====== Entries

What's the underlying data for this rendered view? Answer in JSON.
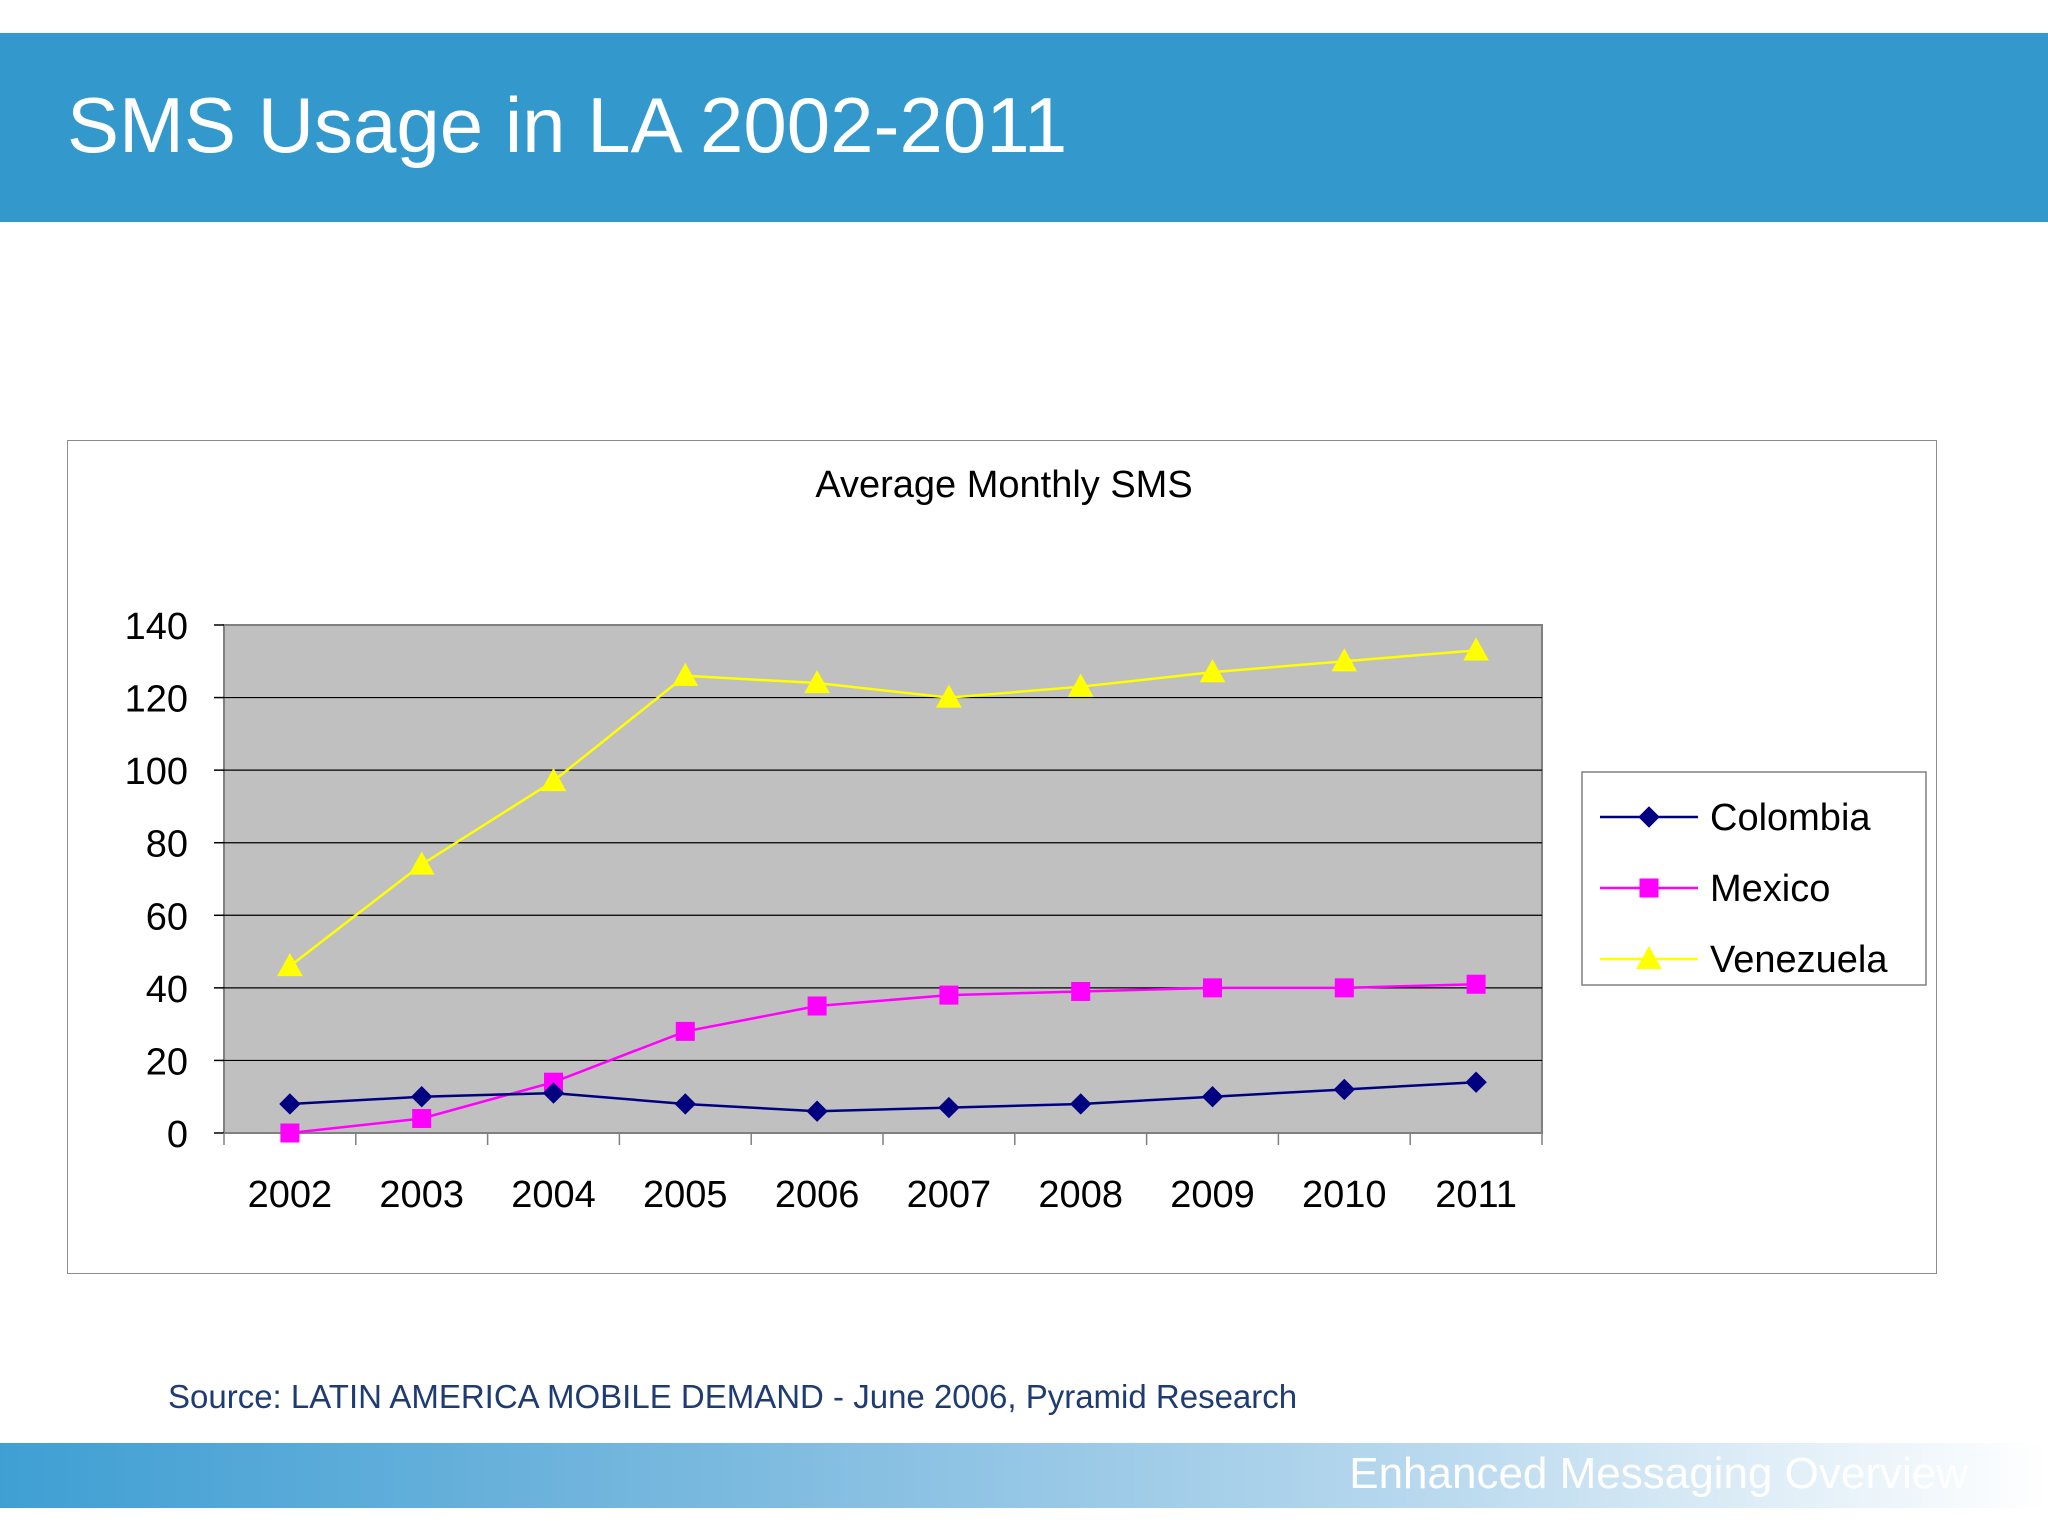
{
  "slide": {
    "title": "SMS Usage in LA 2002-2011",
    "source": "Source: LATIN AMERICA MOBILE DEMAND - June 2006, Pyramid Research",
    "footer": "Enhanced Messaging Overview"
  },
  "colors": {
    "header": "#3399cc",
    "plot_background": "#c0c0c0",
    "colombia": "#000080",
    "mexico": "#ff00ff",
    "venezuela": "#ffff00"
  },
  "chart_data": {
    "type": "line",
    "title": "Average Monthly SMS",
    "xlabel": "",
    "ylabel": "",
    "ylim": [
      0,
      140
    ],
    "yticks": [
      0,
      20,
      40,
      60,
      80,
      100,
      120,
      140
    ],
    "categories": [
      "2002",
      "2003",
      "2004",
      "2005",
      "2006",
      "2007",
      "2008",
      "2009",
      "2010",
      "2011"
    ],
    "grid": true,
    "legend": "right",
    "series": [
      {
        "name": "Colombia",
        "marker": "diamond",
        "color": "#000080",
        "values": [
          8,
          10,
          11,
          8,
          6,
          7,
          8,
          10,
          12,
          14
        ]
      },
      {
        "name": "Mexico",
        "marker": "square",
        "color": "#ff00ff",
        "values": [
          0,
          4,
          14,
          28,
          35,
          38,
          39,
          40,
          40,
          41
        ]
      },
      {
        "name": "Venezuela",
        "marker": "triangle",
        "color": "#ffff00",
        "values": [
          46,
          74,
          97,
          126,
          124,
          120,
          123,
          127,
          130,
          133
        ]
      }
    ]
  }
}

============

» What the task requires
Without the pictures, reproduce every line of the records above exactly.

» Result of this task
What's the underlying data for this rendered view? Answer in JSON.
{
  "slide": {
    "title": "SMS Usage in LA 2002-2011",
    "source": "Source: LATIN AMERICA MOBILE DEMAND - June 2006, Pyramid Research",
    "footer": "Enhanced Messaging Overview"
  },
  "colors": {
    "header": "#3399cc",
    "plot_background": "#c0c0c0",
    "colombia": "#000080",
    "mexico": "#ff00ff",
    "venezuela": "#ffff00"
  },
  "chart_data": {
    "type": "line",
    "title": "Average Monthly SMS",
    "xlabel": "",
    "ylabel": "",
    "ylim": [
      0,
      140
    ],
    "yticks": [
      0,
      20,
      40,
      60,
      80,
      100,
      120,
      140
    ],
    "categories": [
      "2002",
      "2003",
      "2004",
      "2005",
      "2006",
      "2007",
      "2008",
      "2009",
      "2010",
      "2011"
    ],
    "grid": true,
    "legend": "right",
    "series": [
      {
        "name": "Colombia",
        "marker": "diamond",
        "color": "#000080",
        "values": [
          8,
          10,
          11,
          8,
          6,
          7,
          8,
          10,
          12,
          14
        ]
      },
      {
        "name": "Mexico",
        "marker": "square",
        "color": "#ff00ff",
        "values": [
          0,
          4,
          14,
          28,
          35,
          38,
          39,
          40,
          40,
          41
        ]
      },
      {
        "name": "Venezuela",
        "marker": "triangle",
        "color": "#ffff00",
        "values": [
          46,
          74,
          97,
          126,
          124,
          120,
          123,
          127,
          130,
          133
        ]
      }
    ]
  }
}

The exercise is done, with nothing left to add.